- Given exercise: Take the lines from the one with "Convert this screenshot" to the end of the listing, both ends included, and quote them exactly, leaving pictures out.

- Given records:

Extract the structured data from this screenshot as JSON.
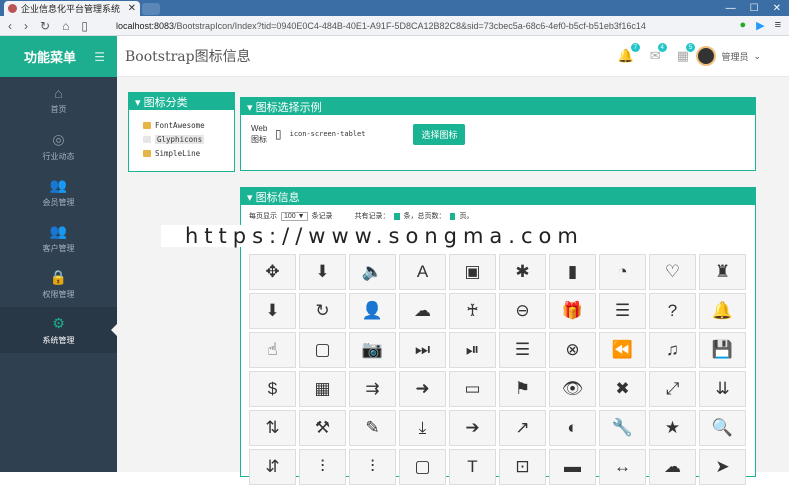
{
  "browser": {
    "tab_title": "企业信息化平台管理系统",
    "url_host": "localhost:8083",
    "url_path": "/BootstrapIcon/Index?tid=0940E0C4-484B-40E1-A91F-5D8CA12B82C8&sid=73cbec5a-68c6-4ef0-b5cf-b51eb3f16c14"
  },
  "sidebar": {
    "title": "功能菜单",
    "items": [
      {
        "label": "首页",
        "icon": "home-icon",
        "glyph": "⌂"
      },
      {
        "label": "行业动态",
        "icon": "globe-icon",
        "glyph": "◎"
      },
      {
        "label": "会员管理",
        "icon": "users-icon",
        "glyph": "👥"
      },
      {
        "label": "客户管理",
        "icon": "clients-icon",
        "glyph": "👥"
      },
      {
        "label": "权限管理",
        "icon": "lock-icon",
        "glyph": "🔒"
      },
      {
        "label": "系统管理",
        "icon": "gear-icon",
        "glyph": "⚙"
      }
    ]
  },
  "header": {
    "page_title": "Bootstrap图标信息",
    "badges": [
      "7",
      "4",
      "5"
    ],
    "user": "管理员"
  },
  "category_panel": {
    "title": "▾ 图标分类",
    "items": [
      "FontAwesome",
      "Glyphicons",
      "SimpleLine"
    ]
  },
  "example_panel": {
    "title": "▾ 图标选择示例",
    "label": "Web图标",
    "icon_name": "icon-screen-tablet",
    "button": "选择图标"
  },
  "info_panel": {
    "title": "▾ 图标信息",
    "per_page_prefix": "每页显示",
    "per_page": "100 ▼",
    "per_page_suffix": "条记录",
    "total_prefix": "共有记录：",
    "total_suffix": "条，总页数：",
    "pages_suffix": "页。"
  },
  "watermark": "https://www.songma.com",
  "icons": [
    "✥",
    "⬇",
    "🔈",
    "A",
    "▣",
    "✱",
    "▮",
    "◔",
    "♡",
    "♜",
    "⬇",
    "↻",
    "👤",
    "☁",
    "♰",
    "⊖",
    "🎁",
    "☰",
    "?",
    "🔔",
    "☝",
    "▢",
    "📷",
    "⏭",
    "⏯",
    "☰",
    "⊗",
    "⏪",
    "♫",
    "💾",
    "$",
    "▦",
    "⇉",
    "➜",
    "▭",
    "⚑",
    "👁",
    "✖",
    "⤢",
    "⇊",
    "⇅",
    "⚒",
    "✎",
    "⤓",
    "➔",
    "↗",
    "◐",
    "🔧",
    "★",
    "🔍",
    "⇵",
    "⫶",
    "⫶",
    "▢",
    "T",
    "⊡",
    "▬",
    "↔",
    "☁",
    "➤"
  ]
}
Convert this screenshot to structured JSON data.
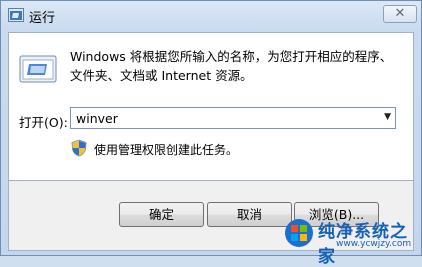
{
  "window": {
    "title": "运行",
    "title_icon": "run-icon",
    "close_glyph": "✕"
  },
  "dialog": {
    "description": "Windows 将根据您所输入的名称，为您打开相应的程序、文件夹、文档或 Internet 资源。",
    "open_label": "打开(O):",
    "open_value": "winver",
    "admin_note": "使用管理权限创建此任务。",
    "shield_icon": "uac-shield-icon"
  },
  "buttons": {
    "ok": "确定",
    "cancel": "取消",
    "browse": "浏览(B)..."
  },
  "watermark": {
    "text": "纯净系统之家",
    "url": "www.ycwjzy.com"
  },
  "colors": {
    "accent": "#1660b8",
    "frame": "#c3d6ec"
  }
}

- Exercise result:
Convert this screenshot to structured JSON data.
{
  "window": {
    "title": "运行",
    "title_icon": "run-icon",
    "close_glyph": "✕"
  },
  "dialog": {
    "description": "Windows 将根据您所输入的名称，为您打开相应的程序、文件夹、文档或 Internet 资源。",
    "open_label": "打开(O):",
    "open_value": "winver",
    "admin_note": "使用管理权限创建此任务。",
    "shield_icon": "uac-shield-icon"
  },
  "buttons": {
    "ok": "确定",
    "cancel": "取消",
    "browse": "浏览(B)..."
  },
  "watermark": {
    "text": "纯净系统之家",
    "url": "www.ycwjzy.com"
  },
  "colors": {
    "accent": "#1660b8",
    "frame": "#c3d6ec"
  }
}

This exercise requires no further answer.